What the task asks: Gather all lines from the material that contain the word "Output".

Recorded information:

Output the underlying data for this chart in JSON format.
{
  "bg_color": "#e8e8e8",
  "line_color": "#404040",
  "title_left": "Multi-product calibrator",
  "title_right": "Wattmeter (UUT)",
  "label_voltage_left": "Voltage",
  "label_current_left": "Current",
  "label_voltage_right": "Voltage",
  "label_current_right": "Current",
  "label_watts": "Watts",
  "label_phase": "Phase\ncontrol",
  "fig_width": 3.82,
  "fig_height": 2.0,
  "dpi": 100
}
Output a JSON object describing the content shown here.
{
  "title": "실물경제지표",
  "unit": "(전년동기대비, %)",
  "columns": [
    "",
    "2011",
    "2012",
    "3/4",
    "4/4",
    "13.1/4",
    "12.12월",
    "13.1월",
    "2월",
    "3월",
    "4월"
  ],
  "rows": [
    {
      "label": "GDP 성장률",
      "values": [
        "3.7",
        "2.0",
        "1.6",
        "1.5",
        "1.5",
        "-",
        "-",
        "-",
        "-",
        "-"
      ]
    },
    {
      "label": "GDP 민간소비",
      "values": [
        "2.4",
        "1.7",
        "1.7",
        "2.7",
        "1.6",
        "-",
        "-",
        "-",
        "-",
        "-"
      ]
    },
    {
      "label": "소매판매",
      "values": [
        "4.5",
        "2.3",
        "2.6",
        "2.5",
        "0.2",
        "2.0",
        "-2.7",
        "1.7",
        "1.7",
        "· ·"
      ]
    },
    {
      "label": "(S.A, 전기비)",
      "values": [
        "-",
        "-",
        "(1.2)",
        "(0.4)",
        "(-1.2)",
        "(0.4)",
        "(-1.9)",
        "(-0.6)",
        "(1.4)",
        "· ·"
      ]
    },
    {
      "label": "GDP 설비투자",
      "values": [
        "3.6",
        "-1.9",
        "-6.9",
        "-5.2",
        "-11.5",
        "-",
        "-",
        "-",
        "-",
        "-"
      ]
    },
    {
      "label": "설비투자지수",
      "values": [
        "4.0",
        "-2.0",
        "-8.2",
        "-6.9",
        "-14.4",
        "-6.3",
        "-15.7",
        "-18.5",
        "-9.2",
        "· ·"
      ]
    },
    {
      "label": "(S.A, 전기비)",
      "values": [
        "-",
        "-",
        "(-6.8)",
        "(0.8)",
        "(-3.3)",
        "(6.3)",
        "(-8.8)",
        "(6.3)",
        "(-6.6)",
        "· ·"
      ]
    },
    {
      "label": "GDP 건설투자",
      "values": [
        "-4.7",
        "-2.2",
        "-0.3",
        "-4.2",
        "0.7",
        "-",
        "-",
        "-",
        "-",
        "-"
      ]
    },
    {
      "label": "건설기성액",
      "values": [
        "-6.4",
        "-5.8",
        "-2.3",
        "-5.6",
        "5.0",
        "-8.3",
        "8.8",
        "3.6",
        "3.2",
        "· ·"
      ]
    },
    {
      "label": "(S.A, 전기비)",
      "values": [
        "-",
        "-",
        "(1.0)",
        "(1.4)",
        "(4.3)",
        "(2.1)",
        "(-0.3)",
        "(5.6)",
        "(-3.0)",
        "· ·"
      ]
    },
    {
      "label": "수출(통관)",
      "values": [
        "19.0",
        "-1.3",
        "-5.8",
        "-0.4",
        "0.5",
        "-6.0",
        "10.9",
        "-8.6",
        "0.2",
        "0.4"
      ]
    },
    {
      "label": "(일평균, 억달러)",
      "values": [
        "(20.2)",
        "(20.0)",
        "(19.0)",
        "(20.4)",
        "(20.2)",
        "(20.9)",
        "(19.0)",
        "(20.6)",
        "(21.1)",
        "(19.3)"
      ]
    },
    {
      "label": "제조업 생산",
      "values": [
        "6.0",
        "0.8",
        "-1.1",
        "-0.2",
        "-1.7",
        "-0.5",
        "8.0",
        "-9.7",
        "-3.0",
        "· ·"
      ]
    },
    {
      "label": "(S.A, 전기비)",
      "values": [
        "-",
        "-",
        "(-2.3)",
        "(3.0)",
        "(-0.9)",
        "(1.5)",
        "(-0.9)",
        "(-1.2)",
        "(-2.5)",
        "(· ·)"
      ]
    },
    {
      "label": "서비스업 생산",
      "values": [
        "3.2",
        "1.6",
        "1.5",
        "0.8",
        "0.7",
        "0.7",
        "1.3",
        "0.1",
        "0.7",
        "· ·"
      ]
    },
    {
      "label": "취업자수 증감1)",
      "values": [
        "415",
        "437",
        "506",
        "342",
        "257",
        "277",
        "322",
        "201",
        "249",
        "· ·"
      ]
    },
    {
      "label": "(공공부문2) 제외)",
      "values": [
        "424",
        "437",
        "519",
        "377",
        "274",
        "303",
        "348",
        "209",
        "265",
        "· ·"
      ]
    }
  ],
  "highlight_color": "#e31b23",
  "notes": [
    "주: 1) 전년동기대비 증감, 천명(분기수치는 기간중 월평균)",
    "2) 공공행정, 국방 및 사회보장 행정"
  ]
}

Exercise answer:
Output the underlying data for this chart in JSON format.
Output a JSON object describing the content shown here.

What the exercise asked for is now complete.